Exercise prompt: Leaving out every picture, quote the data below exactly as it appears.

++++ Dataset excerpts

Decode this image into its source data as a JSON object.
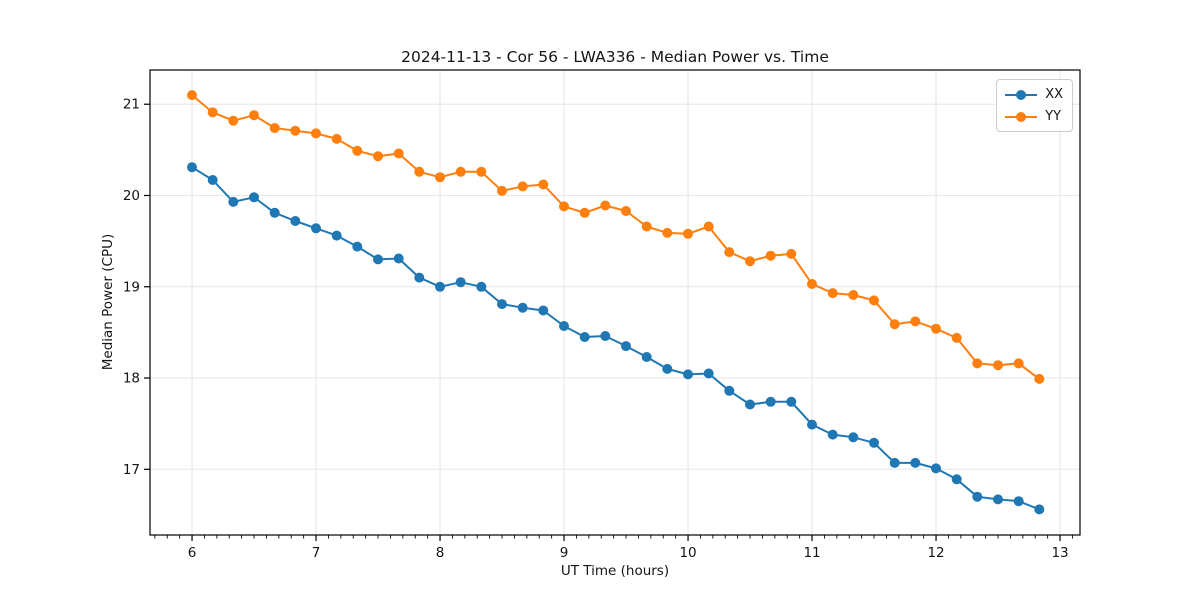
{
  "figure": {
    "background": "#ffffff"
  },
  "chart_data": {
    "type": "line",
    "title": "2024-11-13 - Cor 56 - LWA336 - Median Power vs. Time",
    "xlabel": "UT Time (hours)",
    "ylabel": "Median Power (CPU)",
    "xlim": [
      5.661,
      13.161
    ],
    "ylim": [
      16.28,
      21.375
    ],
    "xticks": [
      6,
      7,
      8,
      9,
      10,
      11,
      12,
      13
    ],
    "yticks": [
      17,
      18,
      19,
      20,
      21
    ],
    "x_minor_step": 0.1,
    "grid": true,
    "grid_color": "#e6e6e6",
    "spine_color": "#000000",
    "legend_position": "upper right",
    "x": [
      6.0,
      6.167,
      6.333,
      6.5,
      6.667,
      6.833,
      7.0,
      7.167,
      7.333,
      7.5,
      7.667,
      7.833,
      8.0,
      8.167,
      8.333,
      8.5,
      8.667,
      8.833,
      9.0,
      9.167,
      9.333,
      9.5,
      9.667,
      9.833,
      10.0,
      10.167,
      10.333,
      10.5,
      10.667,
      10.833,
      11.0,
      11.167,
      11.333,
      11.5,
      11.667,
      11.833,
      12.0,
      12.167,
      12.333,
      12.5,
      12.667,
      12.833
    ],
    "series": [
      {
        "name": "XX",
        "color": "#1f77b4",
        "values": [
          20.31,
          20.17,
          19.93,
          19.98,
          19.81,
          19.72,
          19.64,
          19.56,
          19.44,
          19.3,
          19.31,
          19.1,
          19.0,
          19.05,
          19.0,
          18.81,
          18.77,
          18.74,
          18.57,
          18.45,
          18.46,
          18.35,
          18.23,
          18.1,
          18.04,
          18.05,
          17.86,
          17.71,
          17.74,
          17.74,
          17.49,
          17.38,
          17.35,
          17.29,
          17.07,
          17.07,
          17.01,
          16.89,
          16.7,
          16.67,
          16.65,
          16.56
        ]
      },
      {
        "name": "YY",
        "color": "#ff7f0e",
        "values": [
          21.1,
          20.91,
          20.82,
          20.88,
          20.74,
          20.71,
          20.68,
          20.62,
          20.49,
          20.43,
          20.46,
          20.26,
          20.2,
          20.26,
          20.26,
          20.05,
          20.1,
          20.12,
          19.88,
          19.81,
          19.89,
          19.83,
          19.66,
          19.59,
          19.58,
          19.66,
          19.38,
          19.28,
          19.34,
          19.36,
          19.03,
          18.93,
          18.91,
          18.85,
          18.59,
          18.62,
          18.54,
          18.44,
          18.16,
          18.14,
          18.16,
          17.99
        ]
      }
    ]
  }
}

++++++++

Task response:
Decode this image into its source data as a JSON object.
{
  "figure": {
    "background": "#ffffff"
  },
  "chart_data": {
    "type": "line",
    "title": "2024-11-13 - Cor 56 - LWA336 - Median Power vs. Time",
    "xlabel": "UT Time (hours)",
    "ylabel": "Median Power (CPU)",
    "xlim": [
      5.661,
      13.161
    ],
    "ylim": [
      16.28,
      21.375
    ],
    "xticks": [
      6,
      7,
      8,
      9,
      10,
      11,
      12,
      13
    ],
    "yticks": [
      17,
      18,
      19,
      20,
      21
    ],
    "x_minor_step": 0.1,
    "grid": true,
    "grid_color": "#e6e6e6",
    "spine_color": "#000000",
    "legend_position": "upper right",
    "x": [
      6.0,
      6.167,
      6.333,
      6.5,
      6.667,
      6.833,
      7.0,
      7.167,
      7.333,
      7.5,
      7.667,
      7.833,
      8.0,
      8.167,
      8.333,
      8.5,
      8.667,
      8.833,
      9.0,
      9.167,
      9.333,
      9.5,
      9.667,
      9.833,
      10.0,
      10.167,
      10.333,
      10.5,
      10.667,
      10.833,
      11.0,
      11.167,
      11.333,
      11.5,
      11.667,
      11.833,
      12.0,
      12.167,
      12.333,
      12.5,
      12.667,
      12.833
    ],
    "series": [
      {
        "name": "XX",
        "color": "#1f77b4",
        "values": [
          20.31,
          20.17,
          19.93,
          19.98,
          19.81,
          19.72,
          19.64,
          19.56,
          19.44,
          19.3,
          19.31,
          19.1,
          19.0,
          19.05,
          19.0,
          18.81,
          18.77,
          18.74,
          18.57,
          18.45,
          18.46,
          18.35,
          18.23,
          18.1,
          18.04,
          18.05,
          17.86,
          17.71,
          17.74,
          17.74,
          17.49,
          17.38,
          17.35,
          17.29,
          17.07,
          17.07,
          17.01,
          16.89,
          16.7,
          16.67,
          16.65,
          16.56
        ]
      },
      {
        "name": "YY",
        "color": "#ff7f0e",
        "values": [
          21.1,
          20.91,
          20.82,
          20.88,
          20.74,
          20.71,
          20.68,
          20.62,
          20.49,
          20.43,
          20.46,
          20.26,
          20.2,
          20.26,
          20.26,
          20.05,
          20.1,
          20.12,
          19.88,
          19.81,
          19.89,
          19.83,
          19.66,
          19.59,
          19.58,
          19.66,
          19.38,
          19.28,
          19.34,
          19.36,
          19.03,
          18.93,
          18.91,
          18.85,
          18.59,
          18.62,
          18.54,
          18.44,
          18.16,
          18.14,
          18.16,
          17.99
        ]
      }
    ]
  }
}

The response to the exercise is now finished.